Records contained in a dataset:

-=-=-=-=-

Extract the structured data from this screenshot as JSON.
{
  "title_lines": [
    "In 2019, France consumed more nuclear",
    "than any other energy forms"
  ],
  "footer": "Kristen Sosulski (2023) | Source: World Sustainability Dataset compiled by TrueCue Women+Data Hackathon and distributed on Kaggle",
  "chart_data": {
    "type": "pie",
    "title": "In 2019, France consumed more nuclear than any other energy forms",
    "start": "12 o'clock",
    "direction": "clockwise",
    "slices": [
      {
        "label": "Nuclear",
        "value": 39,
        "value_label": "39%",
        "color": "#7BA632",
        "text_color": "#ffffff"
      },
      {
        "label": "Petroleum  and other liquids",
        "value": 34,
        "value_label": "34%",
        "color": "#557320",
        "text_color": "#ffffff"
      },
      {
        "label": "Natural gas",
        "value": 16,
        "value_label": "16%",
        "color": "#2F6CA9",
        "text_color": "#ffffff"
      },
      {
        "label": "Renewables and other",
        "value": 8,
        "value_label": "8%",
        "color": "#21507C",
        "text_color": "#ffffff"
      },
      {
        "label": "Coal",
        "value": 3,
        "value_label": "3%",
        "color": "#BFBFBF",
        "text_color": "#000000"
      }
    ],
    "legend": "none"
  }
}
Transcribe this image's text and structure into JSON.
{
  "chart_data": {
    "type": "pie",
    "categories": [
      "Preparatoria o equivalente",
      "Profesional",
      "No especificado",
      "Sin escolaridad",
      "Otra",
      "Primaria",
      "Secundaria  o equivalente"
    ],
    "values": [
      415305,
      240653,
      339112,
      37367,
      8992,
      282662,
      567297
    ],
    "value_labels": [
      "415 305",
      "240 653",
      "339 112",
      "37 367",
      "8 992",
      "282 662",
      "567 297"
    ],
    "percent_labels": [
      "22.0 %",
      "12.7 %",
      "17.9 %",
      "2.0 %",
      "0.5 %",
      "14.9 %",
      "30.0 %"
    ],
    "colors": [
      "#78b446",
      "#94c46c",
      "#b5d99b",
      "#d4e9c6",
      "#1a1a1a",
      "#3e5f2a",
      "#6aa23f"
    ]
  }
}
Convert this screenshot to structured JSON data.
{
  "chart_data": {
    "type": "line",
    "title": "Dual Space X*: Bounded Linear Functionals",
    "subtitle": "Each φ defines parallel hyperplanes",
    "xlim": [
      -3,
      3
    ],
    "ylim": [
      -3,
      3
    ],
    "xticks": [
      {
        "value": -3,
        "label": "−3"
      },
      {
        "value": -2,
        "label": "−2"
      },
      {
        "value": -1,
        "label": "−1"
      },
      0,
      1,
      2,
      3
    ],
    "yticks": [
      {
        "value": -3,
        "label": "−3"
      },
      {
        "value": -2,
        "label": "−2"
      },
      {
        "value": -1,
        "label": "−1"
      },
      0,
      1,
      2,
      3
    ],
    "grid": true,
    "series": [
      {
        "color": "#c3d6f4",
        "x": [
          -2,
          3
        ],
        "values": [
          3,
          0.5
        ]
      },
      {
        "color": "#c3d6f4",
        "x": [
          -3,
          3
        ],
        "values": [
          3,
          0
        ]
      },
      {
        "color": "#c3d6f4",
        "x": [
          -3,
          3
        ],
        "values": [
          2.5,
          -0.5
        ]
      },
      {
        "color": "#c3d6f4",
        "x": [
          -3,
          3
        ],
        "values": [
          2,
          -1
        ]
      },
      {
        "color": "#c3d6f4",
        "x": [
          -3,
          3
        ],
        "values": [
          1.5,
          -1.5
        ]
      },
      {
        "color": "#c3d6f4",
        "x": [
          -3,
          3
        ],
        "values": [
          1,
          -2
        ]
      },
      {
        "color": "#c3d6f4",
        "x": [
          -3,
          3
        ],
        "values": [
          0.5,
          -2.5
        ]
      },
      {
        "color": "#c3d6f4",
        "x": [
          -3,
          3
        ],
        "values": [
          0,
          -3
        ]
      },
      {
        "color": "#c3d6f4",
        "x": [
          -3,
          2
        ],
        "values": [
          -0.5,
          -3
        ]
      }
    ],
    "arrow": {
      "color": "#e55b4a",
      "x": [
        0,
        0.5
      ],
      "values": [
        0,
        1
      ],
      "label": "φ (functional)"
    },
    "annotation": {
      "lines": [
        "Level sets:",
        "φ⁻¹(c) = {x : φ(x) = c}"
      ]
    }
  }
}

-=-=-=-=-

Job - Copy out each record from above, exactly.

Written response -
Extract the structured data from this screenshot as JSON.
{
  "title_lines": [
    "In 2019, France consumed more nuclear",
    "than any other energy forms"
  ],
  "footer": "Kristen Sosulski (2023) | Source: World Sustainability Dataset compiled by TrueCue Women+Data Hackathon and distributed on Kaggle",
  "chart_data": {
    "type": "pie",
    "title": "In 2019, France consumed more nuclear than any other energy forms",
    "start": "12 o'clock",
    "direction": "clockwise",
    "slices": [
      {
        "label": "Nuclear",
        "value": 39,
        "value_label": "39%",
        "color": "#7BA632",
        "text_color": "#ffffff"
      },
      {
        "label": "Petroleum  and other liquids",
        "value": 34,
        "value_label": "34%",
        "color": "#557320",
        "text_color": "#ffffff"
      },
      {
        "label": "Natural gas",
        "value": 16,
        "value_label": "16%",
        "color": "#2F6CA9",
        "text_color": "#ffffff"
      },
      {
        "label": "Renewables and other",
        "value": 8,
        "value_label": "8%",
        "color": "#21507C",
        "text_color": "#ffffff"
      },
      {
        "label": "Coal",
        "value": 3,
        "value_label": "3%",
        "color": "#BFBFBF",
        "text_color": "#000000"
      }
    ],
    "legend": "none"
  }
}
Transcribe this image's text and structure into JSON.
{
  "chart_data": {
    "type": "pie",
    "categories": [
      "Preparatoria o equivalente",
      "Profesional",
      "No especificado",
      "Sin escolaridad",
      "Otra",
      "Primaria",
      "Secundaria  o equivalente"
    ],
    "values": [
      415305,
      240653,
      339112,
      37367,
      8992,
      282662,
      567297
    ],
    "value_labels": [
      "415 305",
      "240 653",
      "339 112",
      "37 367",
      "8 992",
      "282 662",
      "567 297"
    ],
    "percent_labels": [
      "22.0 %",
      "12.7 %",
      "17.9 %",
      "2.0 %",
      "0.5 %",
      "14.9 %",
      "30.0 %"
    ],
    "colors": [
      "#78b446",
      "#94c46c",
      "#b5d99b",
      "#d4e9c6",
      "#1a1a1a",
      "#3e5f2a",
      "#6aa23f"
    ]
  }
}
Convert this screenshot to structured JSON data.
{
  "chart_data": {
    "type": "line",
    "title": "Dual Space X*: Bounded Linear Functionals",
    "subtitle": "Each φ defines parallel hyperplanes",
    "xlim": [
      -3,
      3
    ],
    "ylim": [
      -3,
      3
    ],
    "xticks": [
      {
        "value": -3,
        "label": "−3"
      },
      {
        "value": -2,
        "label": "−2"
      },
      {
        "value": -1,
        "label": "−1"
      },
      0,
      1,
      2,
      3
    ],
    "yticks": [
      {
        "value": -3,
        "label": "−3"
      },
      {
        "value": -2,
        "label": "−2"
      },
      {
        "value": -1,
        "label": "−1"
      },
      0,
      1,
      2,
      3
    ],
    "grid": true,
    "series": [
      {
        "color": "#c3d6f4",
        "x": [
          -2,
          3
        ],
        "values": [
          3,
          0.5
        ]
      },
      {
        "color": "#c3d6f4",
        "x": [
          -3,
          3
        ],
        "values": [
          3,
          0
        ]
      },
      {
        "color": "#c3d6f4",
        "x": [
          -3,
          3
        ],
        "values": [
          2.5,
          -0.5
        ]
      },
      {
        "color": "#c3d6f4",
        "x": [
          -3,
          3
        ],
        "values": [
          2,
          -1
        ]
      },
      {
        "color": "#c3d6f4",
        "x": [
          -3,
          3
        ],
        "values": [
          1.5,
          -1.5
        ]
      },
      {
        "color": "#c3d6f4",
        "x": [
          -3,
          3
        ],
        "values": [
          1,
          -2
        ]
      },
      {
        "color": "#c3d6f4",
        "x": [
          -3,
          3
        ],
        "values": [
          0.5,
          -2.5
        ]
      },
      {
        "color": "#c3d6f4",
        "x": [
          -3,
          3
        ],
        "values": [
          0,
          -3
        ]
      },
      {
        "color": "#c3d6f4",
        "x": [
          -3,
          2
        ],
        "values": [
          -0.5,
          -3
        ]
      }
    ],
    "arrow": {
      "color": "#e55b4a",
      "x": [
        0,
        0.5
      ],
      "values": [
        0,
        1
      ],
      "label": "φ (functional)"
    },
    "annotation": {
      "lines": [
        "Level sets:",
        "φ⁻¹(c) = {x : φ(x) = c}"
      ]
    }
  }
}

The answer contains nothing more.